▶ **Aim of the exercise**
Look through the data below and say how many of its lines contain "this", adding nothing else.

▶ **Data provided**
★ ★ ★

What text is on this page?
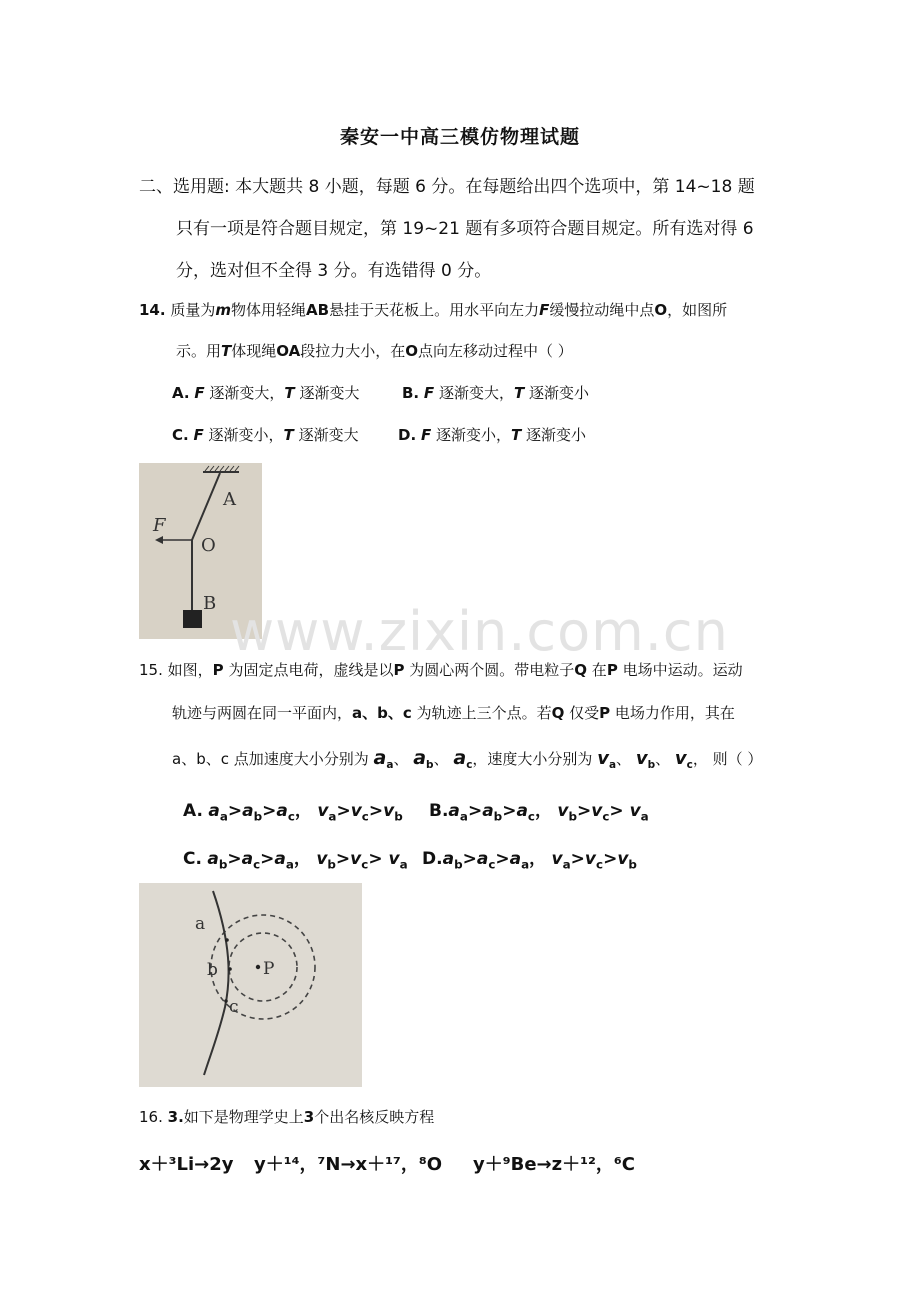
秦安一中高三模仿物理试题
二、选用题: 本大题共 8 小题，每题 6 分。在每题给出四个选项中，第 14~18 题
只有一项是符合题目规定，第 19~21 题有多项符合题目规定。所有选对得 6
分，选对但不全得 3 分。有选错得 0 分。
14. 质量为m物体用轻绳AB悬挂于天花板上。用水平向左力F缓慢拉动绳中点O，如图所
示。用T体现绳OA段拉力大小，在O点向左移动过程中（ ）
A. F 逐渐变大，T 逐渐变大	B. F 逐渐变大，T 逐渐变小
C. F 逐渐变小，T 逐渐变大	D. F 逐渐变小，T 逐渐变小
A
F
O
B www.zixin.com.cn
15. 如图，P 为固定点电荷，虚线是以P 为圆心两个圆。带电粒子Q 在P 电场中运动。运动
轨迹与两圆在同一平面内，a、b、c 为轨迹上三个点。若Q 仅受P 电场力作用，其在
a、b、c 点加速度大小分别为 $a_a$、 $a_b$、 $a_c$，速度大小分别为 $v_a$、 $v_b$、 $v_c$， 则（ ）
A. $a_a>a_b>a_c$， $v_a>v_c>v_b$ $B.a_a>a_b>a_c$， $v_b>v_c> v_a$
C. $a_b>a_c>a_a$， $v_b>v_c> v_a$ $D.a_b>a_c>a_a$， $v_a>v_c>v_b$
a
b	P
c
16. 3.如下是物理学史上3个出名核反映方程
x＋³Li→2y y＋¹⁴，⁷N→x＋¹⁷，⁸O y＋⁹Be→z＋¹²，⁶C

★ ★ ★

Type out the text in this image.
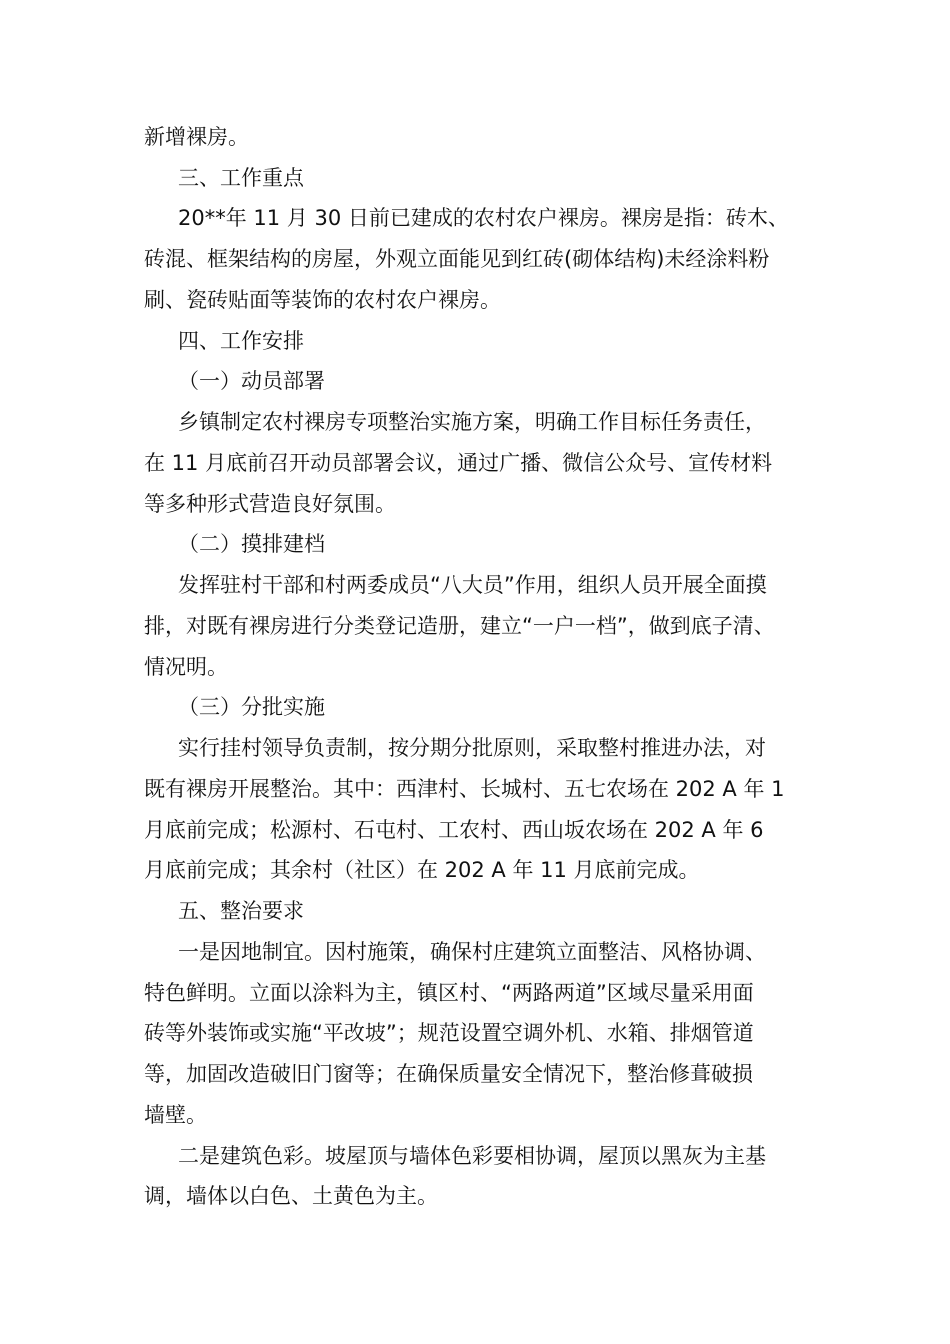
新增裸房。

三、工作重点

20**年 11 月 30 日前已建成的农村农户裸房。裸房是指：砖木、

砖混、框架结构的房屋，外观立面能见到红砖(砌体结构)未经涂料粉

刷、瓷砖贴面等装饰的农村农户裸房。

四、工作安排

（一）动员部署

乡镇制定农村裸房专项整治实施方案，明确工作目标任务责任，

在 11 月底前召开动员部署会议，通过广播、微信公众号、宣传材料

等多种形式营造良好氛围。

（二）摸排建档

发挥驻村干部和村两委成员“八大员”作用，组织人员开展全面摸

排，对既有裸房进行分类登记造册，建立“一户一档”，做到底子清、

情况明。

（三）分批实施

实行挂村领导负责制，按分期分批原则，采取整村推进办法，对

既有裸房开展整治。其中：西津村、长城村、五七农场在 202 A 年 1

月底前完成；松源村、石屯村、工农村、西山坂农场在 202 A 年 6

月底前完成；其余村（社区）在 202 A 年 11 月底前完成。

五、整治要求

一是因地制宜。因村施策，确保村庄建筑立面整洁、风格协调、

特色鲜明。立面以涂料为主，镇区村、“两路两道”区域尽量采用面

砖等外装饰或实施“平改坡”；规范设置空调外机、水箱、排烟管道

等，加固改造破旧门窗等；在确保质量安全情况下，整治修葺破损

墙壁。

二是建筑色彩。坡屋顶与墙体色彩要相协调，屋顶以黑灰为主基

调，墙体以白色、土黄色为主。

★ ★ ★

▶ **Response to the exercise**
2